═════ STORED ROWS ═════

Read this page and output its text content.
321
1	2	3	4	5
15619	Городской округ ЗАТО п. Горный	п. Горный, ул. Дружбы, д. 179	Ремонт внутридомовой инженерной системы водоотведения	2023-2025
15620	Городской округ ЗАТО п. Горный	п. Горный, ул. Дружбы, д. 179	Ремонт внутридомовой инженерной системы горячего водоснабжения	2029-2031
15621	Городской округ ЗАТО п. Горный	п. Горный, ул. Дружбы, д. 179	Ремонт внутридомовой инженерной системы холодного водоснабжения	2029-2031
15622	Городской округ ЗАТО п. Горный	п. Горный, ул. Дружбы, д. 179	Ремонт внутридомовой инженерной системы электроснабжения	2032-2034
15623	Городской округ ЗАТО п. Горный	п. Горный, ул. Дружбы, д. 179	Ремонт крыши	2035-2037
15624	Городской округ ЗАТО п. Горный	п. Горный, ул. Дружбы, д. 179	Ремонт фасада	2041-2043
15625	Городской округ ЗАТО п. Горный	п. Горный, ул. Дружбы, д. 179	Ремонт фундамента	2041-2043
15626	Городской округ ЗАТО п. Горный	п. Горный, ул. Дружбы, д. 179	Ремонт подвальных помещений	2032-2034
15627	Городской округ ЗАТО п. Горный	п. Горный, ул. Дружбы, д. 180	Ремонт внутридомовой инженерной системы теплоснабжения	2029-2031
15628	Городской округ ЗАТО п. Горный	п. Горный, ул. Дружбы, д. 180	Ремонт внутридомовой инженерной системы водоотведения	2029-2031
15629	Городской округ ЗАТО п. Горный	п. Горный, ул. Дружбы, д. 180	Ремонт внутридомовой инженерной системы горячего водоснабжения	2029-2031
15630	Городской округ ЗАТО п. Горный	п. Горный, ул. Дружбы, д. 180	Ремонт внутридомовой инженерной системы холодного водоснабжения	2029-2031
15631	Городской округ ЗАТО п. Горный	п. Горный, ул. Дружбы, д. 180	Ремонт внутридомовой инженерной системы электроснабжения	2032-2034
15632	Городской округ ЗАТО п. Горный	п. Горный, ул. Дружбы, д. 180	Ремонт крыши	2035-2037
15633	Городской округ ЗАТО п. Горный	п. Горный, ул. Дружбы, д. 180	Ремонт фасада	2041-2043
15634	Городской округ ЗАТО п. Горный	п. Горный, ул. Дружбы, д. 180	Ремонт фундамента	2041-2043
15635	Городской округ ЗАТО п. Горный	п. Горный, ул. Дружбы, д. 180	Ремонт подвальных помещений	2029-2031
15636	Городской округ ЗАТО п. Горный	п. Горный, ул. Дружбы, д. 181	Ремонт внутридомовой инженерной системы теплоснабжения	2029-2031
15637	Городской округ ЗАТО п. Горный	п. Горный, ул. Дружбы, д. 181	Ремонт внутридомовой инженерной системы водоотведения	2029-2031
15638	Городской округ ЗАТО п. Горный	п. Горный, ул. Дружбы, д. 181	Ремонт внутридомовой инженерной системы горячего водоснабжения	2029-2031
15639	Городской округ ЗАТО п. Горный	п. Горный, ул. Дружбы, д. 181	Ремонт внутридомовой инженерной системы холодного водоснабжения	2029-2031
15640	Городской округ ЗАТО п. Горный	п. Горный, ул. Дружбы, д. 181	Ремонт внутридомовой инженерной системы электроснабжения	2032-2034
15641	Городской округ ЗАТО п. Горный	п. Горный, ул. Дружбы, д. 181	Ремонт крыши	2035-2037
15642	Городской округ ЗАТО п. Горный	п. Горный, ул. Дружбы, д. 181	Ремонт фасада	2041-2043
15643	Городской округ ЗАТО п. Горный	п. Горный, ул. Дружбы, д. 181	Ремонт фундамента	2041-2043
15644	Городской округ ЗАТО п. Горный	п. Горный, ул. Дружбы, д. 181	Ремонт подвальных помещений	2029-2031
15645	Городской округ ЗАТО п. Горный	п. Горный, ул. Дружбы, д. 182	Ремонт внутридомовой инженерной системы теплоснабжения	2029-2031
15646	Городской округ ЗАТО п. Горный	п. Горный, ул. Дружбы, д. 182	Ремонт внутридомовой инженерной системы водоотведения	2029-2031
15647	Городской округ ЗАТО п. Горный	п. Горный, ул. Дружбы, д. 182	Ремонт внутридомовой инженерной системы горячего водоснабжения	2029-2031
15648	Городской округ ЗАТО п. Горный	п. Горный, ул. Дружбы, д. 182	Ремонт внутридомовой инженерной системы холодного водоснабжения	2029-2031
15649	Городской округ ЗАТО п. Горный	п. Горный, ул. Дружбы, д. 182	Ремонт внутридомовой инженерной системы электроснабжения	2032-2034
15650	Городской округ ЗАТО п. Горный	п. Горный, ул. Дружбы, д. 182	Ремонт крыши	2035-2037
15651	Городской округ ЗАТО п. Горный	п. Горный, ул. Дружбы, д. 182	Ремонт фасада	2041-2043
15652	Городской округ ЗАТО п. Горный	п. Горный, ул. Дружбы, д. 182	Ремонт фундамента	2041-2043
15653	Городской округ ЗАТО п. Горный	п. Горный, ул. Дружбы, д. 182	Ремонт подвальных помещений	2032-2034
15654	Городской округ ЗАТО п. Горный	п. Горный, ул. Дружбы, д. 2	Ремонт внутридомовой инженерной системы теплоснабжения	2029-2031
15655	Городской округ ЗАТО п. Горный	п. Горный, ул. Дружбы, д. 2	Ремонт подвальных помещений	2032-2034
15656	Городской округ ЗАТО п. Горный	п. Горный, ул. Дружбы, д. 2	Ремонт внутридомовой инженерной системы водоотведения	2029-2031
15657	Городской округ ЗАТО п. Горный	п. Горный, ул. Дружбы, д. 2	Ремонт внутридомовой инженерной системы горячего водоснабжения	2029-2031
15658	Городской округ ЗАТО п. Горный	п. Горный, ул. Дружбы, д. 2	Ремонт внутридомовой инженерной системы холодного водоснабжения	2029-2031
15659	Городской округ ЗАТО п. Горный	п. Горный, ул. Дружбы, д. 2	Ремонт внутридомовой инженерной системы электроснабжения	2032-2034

═════

## WHAT THIS TASK INVOLVES
Identify the lines above with the word "помещений". Copy them.

## WRITTEN SOLUTION
15626	Городской округ ЗАТО п. Горный	п. Горный, ул. Дружбы, д. 179	Ремонт подвальных помещений	2032-2034
15635	Городской округ ЗАТО п. Горный	п. Горный, ул. Дружбы, д. 180	Ремонт подвальных помещений	2029-2031
15644	Городской округ ЗАТО п. Горный	п. Горный, ул. Дружбы, д. 181	Ремонт подвальных помещений	2029-2031
15653	Городской округ ЗАТО п. Горный	п. Горный, ул. Дружбы, д. 182	Ремонт подвальных помещений	2032-2034
15655	Городской округ ЗАТО п. Горный	п. Горный, ул. Дружбы, д. 2	Ремонт подвальных помещений	2032-2034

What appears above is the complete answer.